Aim: Below are the records; collect from them each line containing the string "Abwesenheit".

[Collected data]

##############################

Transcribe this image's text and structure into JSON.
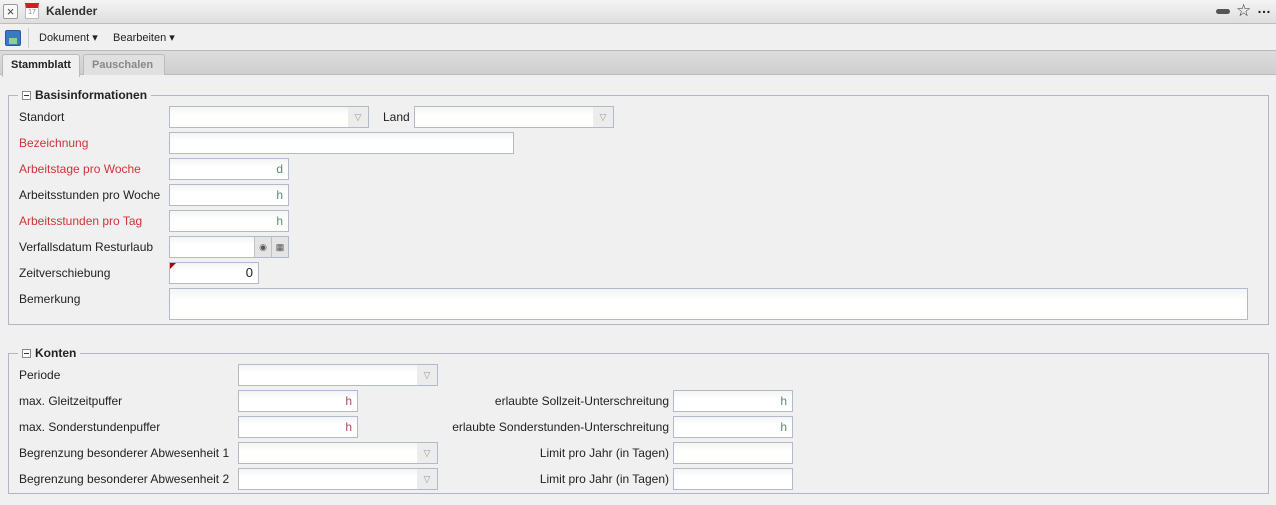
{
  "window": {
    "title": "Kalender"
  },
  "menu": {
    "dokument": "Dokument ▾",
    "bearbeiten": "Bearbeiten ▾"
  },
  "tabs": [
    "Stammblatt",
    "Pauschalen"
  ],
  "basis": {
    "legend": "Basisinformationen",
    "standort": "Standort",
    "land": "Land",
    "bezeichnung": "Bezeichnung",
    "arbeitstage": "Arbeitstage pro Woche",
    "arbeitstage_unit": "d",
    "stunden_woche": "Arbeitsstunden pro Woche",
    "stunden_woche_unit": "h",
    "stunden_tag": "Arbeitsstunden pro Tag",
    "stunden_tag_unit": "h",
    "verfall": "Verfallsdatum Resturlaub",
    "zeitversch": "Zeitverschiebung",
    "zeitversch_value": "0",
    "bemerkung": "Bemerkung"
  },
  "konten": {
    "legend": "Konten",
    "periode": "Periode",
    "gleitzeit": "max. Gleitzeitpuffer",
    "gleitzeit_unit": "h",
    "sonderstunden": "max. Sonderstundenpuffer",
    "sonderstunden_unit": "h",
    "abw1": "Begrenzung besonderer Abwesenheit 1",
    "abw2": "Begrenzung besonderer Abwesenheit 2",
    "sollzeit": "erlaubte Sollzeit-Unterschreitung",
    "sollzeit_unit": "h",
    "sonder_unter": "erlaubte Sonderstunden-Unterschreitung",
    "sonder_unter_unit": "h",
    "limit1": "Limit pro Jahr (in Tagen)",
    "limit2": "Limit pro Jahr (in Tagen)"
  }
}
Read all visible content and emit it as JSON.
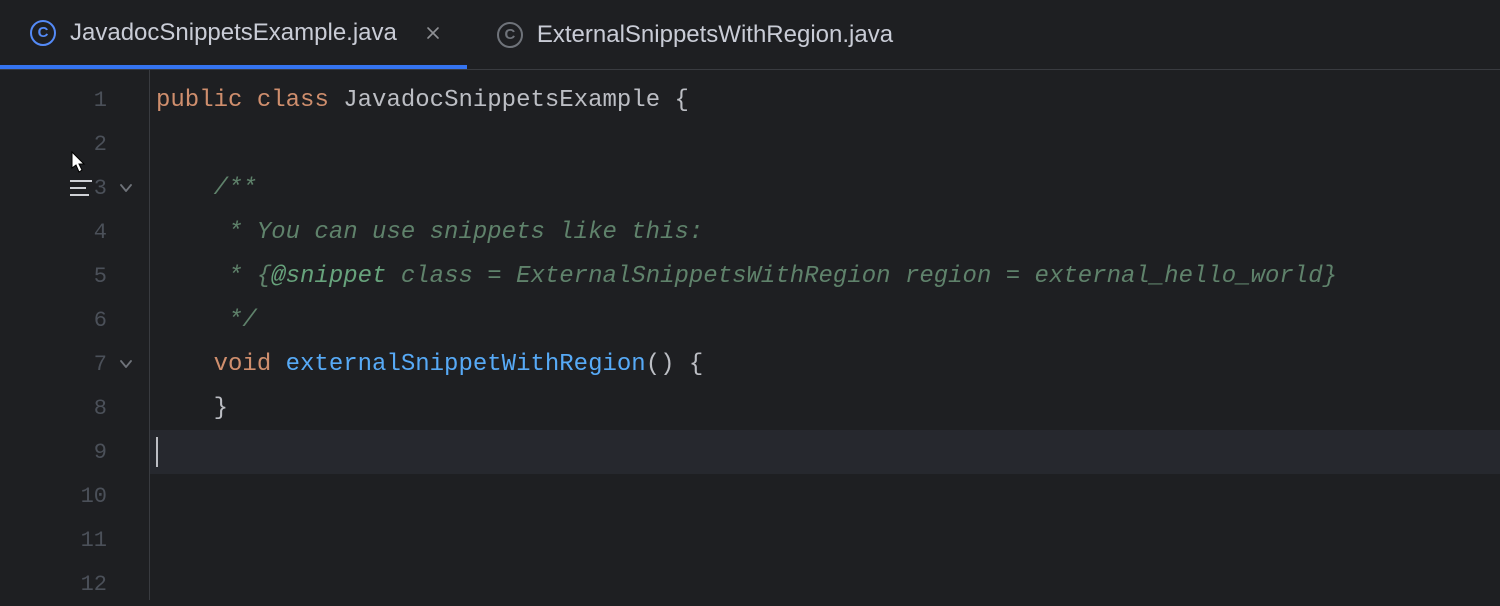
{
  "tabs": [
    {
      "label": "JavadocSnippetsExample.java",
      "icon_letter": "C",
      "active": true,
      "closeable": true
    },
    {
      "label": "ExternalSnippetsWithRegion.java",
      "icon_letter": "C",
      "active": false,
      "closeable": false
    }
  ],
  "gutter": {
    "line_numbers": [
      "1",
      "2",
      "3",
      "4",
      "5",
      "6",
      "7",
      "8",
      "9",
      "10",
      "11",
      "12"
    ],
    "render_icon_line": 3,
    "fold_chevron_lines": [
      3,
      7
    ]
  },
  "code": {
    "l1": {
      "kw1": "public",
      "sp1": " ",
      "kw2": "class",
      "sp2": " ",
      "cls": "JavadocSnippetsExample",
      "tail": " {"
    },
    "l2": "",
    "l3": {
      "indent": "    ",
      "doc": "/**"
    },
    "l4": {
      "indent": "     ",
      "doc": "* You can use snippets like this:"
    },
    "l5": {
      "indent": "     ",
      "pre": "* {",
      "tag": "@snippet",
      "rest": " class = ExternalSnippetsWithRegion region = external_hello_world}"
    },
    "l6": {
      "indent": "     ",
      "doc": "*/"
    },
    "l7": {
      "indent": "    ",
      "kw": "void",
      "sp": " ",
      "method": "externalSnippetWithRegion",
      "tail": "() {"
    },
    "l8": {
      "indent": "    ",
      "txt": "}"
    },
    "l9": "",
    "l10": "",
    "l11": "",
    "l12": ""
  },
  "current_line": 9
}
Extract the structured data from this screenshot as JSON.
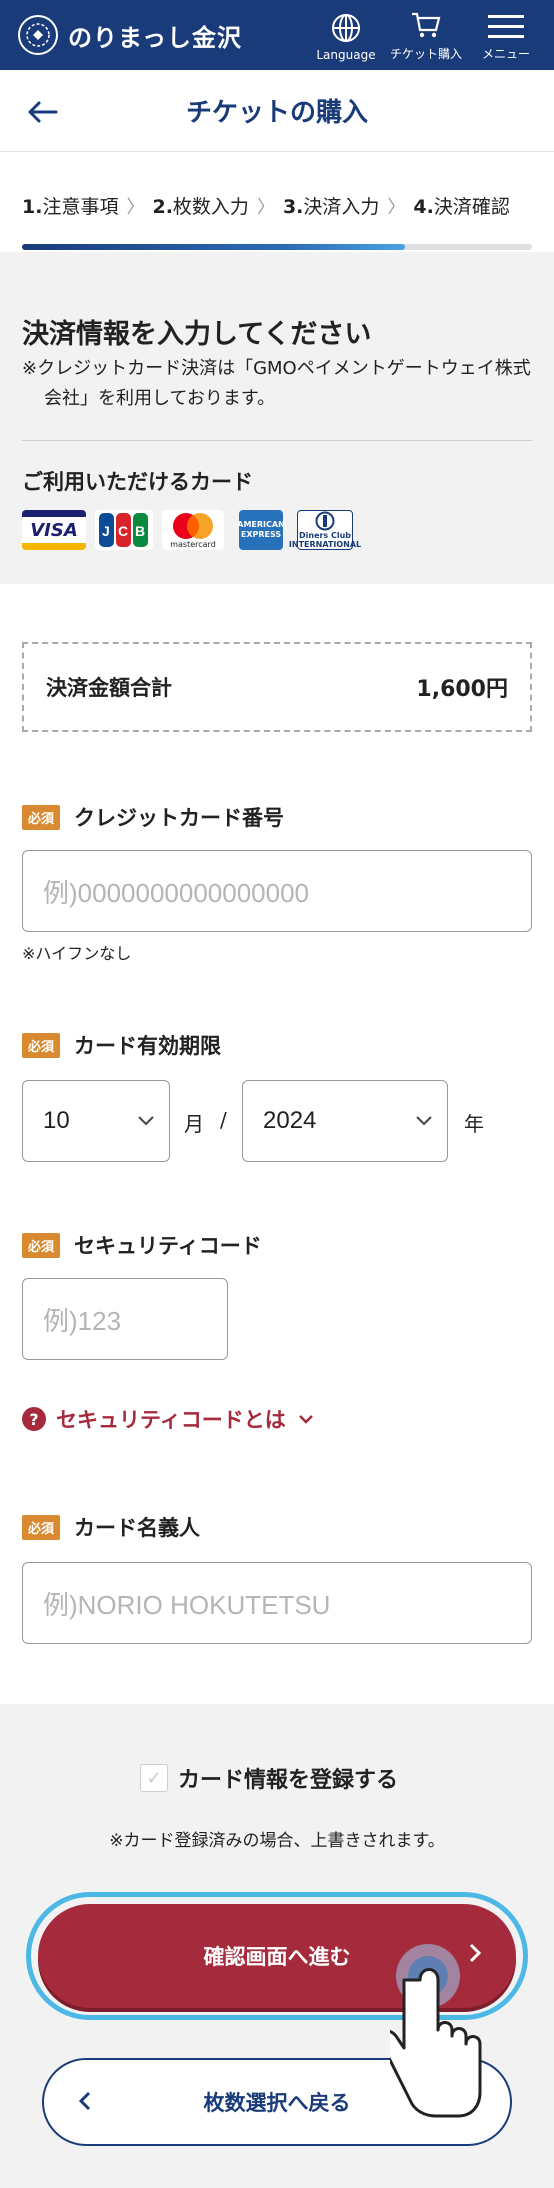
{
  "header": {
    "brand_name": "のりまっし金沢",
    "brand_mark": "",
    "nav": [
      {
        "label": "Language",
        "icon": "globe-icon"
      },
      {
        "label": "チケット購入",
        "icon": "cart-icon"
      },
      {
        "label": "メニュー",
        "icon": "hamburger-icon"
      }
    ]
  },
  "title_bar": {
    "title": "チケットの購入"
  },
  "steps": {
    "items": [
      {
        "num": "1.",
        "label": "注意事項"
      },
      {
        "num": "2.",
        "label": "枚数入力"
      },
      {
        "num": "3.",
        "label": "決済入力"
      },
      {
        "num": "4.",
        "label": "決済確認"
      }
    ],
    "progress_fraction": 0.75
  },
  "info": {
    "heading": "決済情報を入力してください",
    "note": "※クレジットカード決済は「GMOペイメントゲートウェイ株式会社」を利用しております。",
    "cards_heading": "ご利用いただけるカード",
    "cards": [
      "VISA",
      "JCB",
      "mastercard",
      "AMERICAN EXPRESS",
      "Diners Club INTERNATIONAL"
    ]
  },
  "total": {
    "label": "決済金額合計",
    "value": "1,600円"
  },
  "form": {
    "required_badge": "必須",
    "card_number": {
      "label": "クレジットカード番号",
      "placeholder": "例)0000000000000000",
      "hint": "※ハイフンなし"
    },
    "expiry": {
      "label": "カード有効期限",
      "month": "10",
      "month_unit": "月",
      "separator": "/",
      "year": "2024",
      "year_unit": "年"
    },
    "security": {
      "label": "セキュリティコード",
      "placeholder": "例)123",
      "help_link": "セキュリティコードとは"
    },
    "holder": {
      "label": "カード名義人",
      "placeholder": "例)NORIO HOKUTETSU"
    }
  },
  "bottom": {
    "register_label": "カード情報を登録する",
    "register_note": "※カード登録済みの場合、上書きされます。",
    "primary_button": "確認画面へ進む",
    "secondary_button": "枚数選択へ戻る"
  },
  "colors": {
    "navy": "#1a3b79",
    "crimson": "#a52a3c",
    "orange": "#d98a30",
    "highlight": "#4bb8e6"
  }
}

##############################

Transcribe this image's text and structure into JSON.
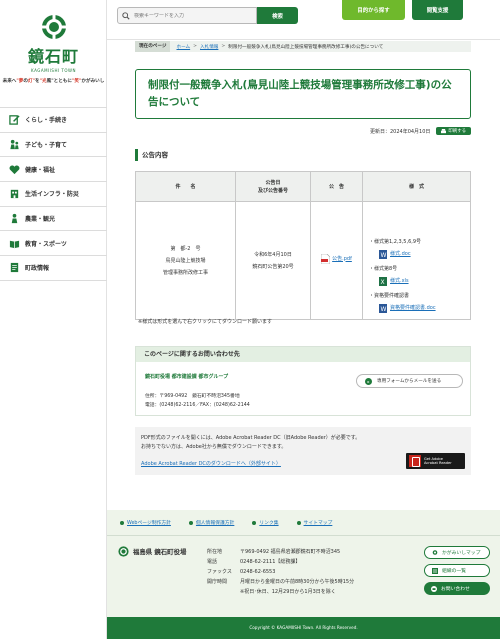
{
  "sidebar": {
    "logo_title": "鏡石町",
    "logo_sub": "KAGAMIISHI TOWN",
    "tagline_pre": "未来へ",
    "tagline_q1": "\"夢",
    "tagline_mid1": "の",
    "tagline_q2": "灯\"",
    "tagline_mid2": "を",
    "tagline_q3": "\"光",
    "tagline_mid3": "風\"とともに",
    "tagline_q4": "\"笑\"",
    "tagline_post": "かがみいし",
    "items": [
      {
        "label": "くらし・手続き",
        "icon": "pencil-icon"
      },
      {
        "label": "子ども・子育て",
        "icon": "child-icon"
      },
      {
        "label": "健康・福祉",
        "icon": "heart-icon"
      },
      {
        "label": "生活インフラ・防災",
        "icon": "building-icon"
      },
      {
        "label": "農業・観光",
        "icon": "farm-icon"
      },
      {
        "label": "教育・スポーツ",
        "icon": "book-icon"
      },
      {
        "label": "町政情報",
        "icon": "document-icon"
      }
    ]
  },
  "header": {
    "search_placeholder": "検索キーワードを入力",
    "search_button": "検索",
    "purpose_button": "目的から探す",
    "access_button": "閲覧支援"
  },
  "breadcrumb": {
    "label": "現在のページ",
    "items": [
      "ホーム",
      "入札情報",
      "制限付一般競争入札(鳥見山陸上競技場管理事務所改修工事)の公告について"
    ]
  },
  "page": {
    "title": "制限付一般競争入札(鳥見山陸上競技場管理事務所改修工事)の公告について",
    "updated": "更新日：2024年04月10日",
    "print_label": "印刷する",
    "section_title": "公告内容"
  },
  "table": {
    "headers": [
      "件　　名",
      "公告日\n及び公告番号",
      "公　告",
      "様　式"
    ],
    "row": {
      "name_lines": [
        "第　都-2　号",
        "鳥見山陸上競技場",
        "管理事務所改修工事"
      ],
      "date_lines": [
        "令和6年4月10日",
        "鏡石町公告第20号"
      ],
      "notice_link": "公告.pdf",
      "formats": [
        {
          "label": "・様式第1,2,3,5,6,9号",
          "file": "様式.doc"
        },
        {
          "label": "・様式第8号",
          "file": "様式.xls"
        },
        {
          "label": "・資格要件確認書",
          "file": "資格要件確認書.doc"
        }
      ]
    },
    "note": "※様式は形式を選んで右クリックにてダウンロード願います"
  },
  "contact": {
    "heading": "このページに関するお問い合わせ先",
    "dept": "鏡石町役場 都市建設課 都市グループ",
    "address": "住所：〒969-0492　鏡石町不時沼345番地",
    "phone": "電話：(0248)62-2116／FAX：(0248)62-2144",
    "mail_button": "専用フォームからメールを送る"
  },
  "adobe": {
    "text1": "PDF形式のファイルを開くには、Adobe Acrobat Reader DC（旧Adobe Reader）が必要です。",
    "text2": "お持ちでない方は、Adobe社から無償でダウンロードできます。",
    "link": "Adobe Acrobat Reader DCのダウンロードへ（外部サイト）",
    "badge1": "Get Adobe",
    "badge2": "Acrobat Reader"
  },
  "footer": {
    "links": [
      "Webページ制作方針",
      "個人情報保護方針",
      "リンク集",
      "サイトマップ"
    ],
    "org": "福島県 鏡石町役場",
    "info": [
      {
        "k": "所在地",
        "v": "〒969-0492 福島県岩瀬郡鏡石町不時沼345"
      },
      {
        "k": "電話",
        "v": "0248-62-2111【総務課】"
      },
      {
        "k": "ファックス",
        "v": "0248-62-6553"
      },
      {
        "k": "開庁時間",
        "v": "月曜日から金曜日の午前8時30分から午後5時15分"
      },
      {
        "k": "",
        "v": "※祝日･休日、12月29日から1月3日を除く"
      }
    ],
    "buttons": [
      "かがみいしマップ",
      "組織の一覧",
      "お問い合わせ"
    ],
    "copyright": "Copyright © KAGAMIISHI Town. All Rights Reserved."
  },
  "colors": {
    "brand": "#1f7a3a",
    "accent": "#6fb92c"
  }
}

##############################

Solution for this exercise:
    "abw1": "Begrenzung besonderer Abwesenheit 1",
    "abw2": "Begrenzung besonderer Abwesenheit 2",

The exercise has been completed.